## [Kutipan Teks]
Senin, 15 Juni 2015

Untukmu Yang Selalu Menungguiku



Kemarin aku usil membaca tulisan tulisan galau di blogmu. Disitu aku membaca tulisan yang paling atas dan paling segar yang berjudul "Tepat di hari ke 23 semenjak pertemuan pertama kita" . Hatiku sedikit tergelitik membacanya, baru ku ketahui perempuan yang duduk disampingku di dalam bus antar kota begitu indah memainkan imajinasinya. Aku mrmbacanya perlahan dari kata pertama hingga kata terakhir yang tertulis "dan yang paling sering kamu buat menunggu"
aku sedikit tersinggung jika lelaki yang kamu maksud itu adalah aku. Bukankah aku selalu mengatakan bahwa kesibukanku disini untuk hal yang positif. Aku tidak pernah mengabaikanmu seperti yang kamu bilang didalam tulisanmu. Bukankah selalu ku katakan, aku berbeda dengan lelaki lain. Mungkin kamu terbiasa dekat dengan lelaki yang memiliki banyak waktu untuk sekedar menelponmu atau menjemputmu kuliah.
Bahkan kemarin setelah aku membaca tulisanmu, ditengah istirahat makan siang kusempatkan meraih telepon genggamku untuk menelponmu. Suara lembutmu diseberang sana sebenarnya cukup membuatku semangat kuliah dijurusan yang tak pernah kuingini ini. Ku dengar kamu mulai mendakwaku dengan berbagai pernyataan. Katamu, kamu bukan prioritasku. Katamu, aku memiliki orang yang lebih aku prioritaskan untuk aku beri kabar. Dan katamu lagi, aku selalu mengabaikanmu dan mulai menjauhimu secara perlahan.

## [Cuplikan Data]
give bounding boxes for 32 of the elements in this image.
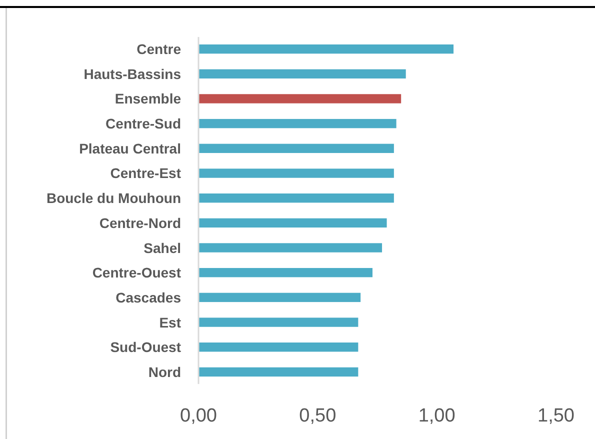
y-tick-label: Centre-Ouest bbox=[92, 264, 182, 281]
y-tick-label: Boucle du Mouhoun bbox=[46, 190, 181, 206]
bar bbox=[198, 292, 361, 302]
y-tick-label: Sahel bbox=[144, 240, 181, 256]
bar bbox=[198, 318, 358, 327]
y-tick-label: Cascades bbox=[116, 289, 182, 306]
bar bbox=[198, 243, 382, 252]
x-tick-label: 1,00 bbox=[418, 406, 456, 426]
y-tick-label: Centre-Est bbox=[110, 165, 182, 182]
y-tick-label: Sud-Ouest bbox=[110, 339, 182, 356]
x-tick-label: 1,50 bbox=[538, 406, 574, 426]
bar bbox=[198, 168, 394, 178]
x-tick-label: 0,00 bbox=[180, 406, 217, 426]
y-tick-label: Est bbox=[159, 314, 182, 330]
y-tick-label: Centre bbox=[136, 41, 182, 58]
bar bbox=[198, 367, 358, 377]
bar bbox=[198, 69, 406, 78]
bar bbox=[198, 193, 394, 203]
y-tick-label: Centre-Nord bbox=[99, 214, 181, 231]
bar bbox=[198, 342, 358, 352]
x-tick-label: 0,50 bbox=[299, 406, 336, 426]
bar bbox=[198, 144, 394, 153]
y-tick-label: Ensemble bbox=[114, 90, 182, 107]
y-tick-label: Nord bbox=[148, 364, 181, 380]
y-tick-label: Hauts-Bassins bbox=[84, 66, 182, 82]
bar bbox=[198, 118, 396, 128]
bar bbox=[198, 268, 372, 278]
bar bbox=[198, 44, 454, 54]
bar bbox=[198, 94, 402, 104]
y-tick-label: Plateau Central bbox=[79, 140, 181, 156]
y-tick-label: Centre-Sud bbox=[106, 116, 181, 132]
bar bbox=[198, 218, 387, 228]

## [Latihan Tertulis A]
Menurut kutipan teks, apa judul tulisan paling atas di blog yang dibaca pencerita?
## [Latihan Tertulis B]
Salin tanpa perubahan bagian kutipan teks mulai dari "Bahkan kemarin setelah" hingga "menjauhimu secara perlahan.".

## [Penyelesaian Lengkap A]
Judulnya "Tepat di hari ke 23 semenjak pertemuan pertama kita".

## [Penyelesaian Lengkap B]
Bahkan kemarin setelah aku membaca tulisanmu, ditengah istirahat makan siang kusempatkan meraih telepon genggamku untuk menelponmu. Suara lembutmu diseberang sana sebenarnya cukup membuatku semangat kuliah dijurusan yang tak pernah kuingini ini. Ku dengar kamu mulai mendakwaku dengan berbagai pernyataan. Katamu, kamu bukan prioritasku. Katamu, aku memiliki orang yang lebih aku prioritaskan untuk aku beri kabar. Dan katamu lagi, aku selalu mengabaikanmu dan mulai menjauhimu secara perlahan.